::: Supplied information

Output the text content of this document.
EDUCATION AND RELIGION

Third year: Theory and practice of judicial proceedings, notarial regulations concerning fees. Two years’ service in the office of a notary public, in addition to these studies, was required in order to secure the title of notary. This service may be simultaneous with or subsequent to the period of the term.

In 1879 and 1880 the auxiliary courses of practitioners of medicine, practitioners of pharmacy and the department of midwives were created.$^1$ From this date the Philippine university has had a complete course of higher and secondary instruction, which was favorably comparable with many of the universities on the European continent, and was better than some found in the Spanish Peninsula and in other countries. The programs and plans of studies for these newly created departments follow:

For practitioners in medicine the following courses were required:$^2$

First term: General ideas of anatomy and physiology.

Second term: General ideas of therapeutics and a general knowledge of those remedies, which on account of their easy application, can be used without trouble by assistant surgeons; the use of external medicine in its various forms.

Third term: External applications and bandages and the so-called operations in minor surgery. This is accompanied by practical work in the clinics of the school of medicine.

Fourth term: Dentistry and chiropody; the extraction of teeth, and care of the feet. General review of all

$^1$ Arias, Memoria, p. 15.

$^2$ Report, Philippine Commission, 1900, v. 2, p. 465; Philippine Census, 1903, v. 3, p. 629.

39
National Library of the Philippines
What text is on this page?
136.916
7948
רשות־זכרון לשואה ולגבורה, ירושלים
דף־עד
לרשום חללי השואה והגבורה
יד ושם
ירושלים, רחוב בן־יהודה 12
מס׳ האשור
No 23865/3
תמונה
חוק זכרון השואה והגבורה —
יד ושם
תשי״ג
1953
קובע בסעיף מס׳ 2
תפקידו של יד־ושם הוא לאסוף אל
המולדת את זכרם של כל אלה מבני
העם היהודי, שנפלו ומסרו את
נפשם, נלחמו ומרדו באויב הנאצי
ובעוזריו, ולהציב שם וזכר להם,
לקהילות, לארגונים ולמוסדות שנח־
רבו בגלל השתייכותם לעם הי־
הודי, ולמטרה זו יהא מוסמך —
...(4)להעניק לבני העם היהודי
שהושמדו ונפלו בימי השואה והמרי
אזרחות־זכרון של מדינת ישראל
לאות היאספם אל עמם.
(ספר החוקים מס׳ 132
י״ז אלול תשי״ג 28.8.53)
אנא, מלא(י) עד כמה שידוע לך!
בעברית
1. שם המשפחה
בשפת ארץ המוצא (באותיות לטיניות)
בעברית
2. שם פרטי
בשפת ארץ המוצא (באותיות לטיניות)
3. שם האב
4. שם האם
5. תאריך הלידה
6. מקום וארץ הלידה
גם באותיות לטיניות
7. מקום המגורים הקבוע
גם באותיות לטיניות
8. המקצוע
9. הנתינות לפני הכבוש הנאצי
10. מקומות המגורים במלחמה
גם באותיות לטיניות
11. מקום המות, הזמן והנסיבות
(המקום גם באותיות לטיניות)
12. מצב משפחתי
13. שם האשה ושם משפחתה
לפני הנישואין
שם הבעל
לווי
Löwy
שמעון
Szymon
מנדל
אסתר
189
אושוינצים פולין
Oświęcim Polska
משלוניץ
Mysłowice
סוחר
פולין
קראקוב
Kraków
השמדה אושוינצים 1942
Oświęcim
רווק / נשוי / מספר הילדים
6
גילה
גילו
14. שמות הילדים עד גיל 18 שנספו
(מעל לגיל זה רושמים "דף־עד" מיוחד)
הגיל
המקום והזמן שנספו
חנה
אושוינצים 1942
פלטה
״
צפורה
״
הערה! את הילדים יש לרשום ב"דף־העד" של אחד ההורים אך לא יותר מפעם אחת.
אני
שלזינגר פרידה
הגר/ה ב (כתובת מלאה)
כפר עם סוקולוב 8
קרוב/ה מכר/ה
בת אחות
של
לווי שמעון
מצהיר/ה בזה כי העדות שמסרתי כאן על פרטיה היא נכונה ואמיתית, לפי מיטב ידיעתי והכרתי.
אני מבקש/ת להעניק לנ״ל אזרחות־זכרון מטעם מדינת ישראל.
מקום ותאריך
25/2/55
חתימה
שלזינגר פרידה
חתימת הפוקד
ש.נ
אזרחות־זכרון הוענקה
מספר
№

::::::

[Given problem]
Each line of the material above needs to be quoted exactly, please.

[Exercise result]
Output the text content of this document.
EDUCATION AND RELIGION

Third year: Theory and practice of judicial proceedings, notarial regulations concerning fees. Two years’ service in the office of a notary public, in addition to these studies, was required in order to secure the title of notary. This service may be simultaneous with or subsequent to the period of the term.

In 1879 and 1880 the auxiliary courses of practitioners of medicine, practitioners of pharmacy and the department of midwives were created.$^1$ From this date the Philippine university has had a complete course of higher and secondary instruction, which was favorably comparable with many of the universities on the European continent, and was better than some found in the Spanish Peninsula and in other countries. The programs and plans of studies for these newly created departments follow:

For practitioners in medicine the following courses were required:$^2$

First term: General ideas of anatomy and physiology.

Second term: General ideas of therapeutics and a general knowledge of those remedies, which on account of their easy application, can be used without trouble by assistant surgeons; the use of external medicine in its various forms.

Third term: External applications and bandages and the so-called operations in minor surgery. This is accompanied by practical work in the clinics of the school of medicine.

Fourth term: Dentistry and chiropody; the extraction of teeth, and care of the feet. General review of all

$^1$ Arias, Memoria, p. 15.

$^2$ Report, Philippine Commission, 1900, v. 2, p. 465; Philippine Census, 1903, v. 3, p. 629.

39
National Library of the Philippines
What text is on this page?
136.916
7948
רשות־זכרון לשואה ולגבורה, ירושלים
דף־עד
לרשום חללי השואה והגבורה
יד ושם
ירושלים, רחוב בן־יהודה 12
מס׳ האשור
No 23865/3
תמונה
חוק זכרון השואה והגבורה —
יד ושם
תשי״ג
1953
קובע בסעיף מס׳ 2
תפקידו של יד־ושם הוא לאסוף אל
המולדת את זכרם של כל אלה מבני
העם היהודי, שנפלו ומסרו את
נפשם, נלחמו ומרדו באויב הנאצי
ובעוזריו, ולהציב שם וזכר להם,
לקהילות, לארגונים ולמוסדות שנח־
רבו בגלל השתייכותם לעם הי־
הודי, ולמטרה זו יהא מוסמך —
...(4)להעניק לבני העם היהודי
שהושמדו ונפלו בימי השואה והמרי
אזרחות־זכרון של מדינת ישראל
לאות היאספם אל עמם.
(ספר החוקים מס׳ 132
י״ז אלול תשי״ג 28.8.53)
אנא, מלא(י) עד כמה שידוע לך!
בעברית
1. שם המשפחה
בשפת ארץ המוצא (באותיות לטיניות)
בעברית
2. שם פרטי
בשפת ארץ המוצא (באותיות לטיניות)
3. שם האב
4. שם האם
5. תאריך הלידה
6. מקום וארץ הלידה
גם באותיות לטיניות
7. מקום המגורים הקבוע
גם באותיות לטיניות
8. המקצוע
9. הנתינות לפני הכבוש הנאצי
10. מקומות המגורים במלחמה
גם באותיות לטיניות
11. מקום המות, הזמן והנסיבות
(המקום גם באותיות לטיניות)
12. מצב משפחתי
13. שם האשה ושם משפחתה
לפני הנישואין
שם הבעל
לווי
Löwy
שמעון
Szymon
מנדל
אסתר
189
אושוינצים פולין
Oświęcim Polska
משלוניץ
Mysłowice
סוחר
פולין
קראקוב
Kraków
השמדה אושוינצים 1942
Oświęcim
רווק / נשוי / מספר הילדים
6
גילה
גילו
14. שמות הילדים עד גיל 18 שנספו
(מעל לגיל זה רושמים "דף־עד" מיוחד)
הגיל
המקום והזמן שנספו
חנה
אושוינצים 1942
פלטה
״
צפורה
״
הערה! את הילדים יש לרשום ב"דף־העד" של אחד ההורים אך לא יותר מפעם אחת.
אני
שלזינגר פרידה
הגר/ה ב (כתובת מלאה)
כפר עם סוקולוב 8
קרוב/ה מכר/ה
בת אחות
של
לווי שמעון
מצהיר/ה בזה כי העדות שמסרתי כאן על פרטיה היא נכונה ואמיתית, לפי מיטב ידיעתי והכרתי.
אני מבקש/ת להעניק לנ״ל אזרחות־זכרון מטעם מדינת ישראל.
מקום ותאריך
25/2/55
חתימה
שלזינגר פרידה
חתימת הפוקד
ש.נ
אזרחות־זכרון הוענקה
מספר
№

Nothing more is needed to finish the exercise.